▶ **RECORDS SUPPLIED**
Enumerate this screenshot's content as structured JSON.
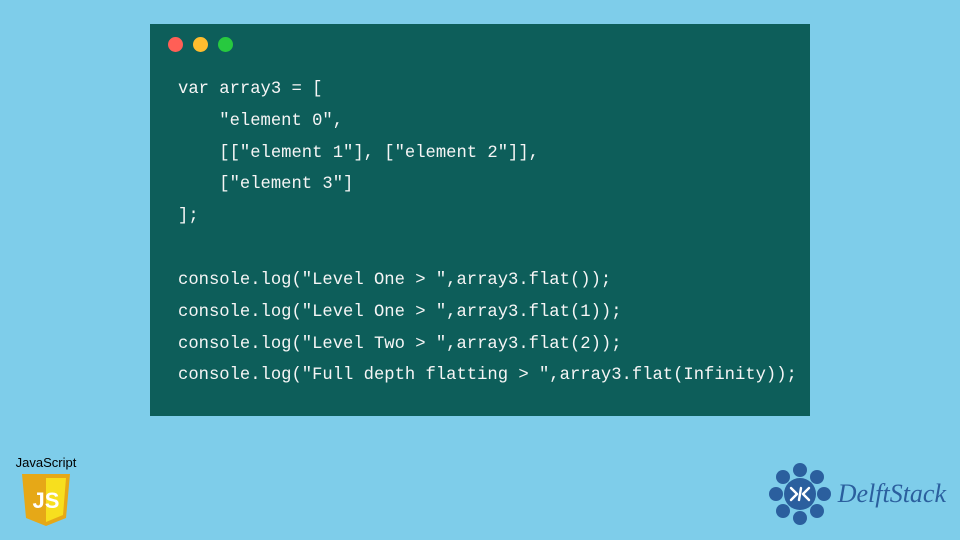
{
  "code": {
    "lines": [
      "var array3 = [",
      "    \"element 0\",",
      "    [[\"element 1\"], [\"element 2\"]],",
      "    [\"element 3\"]",
      "];",
      "",
      "console.log(\"Level One > \",array3.flat());",
      "console.log(\"Level One > \",array3.flat(1));",
      "console.log(\"Level Two > \",array3.flat(2));",
      "console.log(\"Full depth flatting > \",array3.flat(Infinity));"
    ]
  },
  "js_badge": {
    "label": "JavaScript",
    "shield_text": "JS"
  },
  "brand": {
    "name": "DelftStack"
  },
  "colors": {
    "bg": "#7ecdea",
    "window": "#0d5e5a",
    "js_yellow": "#f7df1e",
    "brand_blue": "#2b5f9e"
  }
}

▶ **REQUEST**
Reproduce every record above exactly, but leave out the pictures.

▶ **EXERCISE RESULT**
Enumerate this screenshot's content as structured JSON.
{
  "code": {
    "lines": [
      "var array3 = [",
      "    \"element 0\",",
      "    [[\"element 1\"], [\"element 2\"]],",
      "    [\"element 3\"]",
      "];",
      "",
      "console.log(\"Level One > \",array3.flat());",
      "console.log(\"Level One > \",array3.flat(1));",
      "console.log(\"Level Two > \",array3.flat(2));",
      "console.log(\"Full depth flatting > \",array3.flat(Infinity));"
    ]
  },
  "js_badge": {
    "label": "JavaScript",
    "shield_text": "JS"
  },
  "brand": {
    "name": "DelftStack"
  },
  "colors": {
    "bg": "#7ecdea",
    "window": "#0d5e5a",
    "js_yellow": "#f7df1e",
    "brand_blue": "#2b5f9e"
  }
}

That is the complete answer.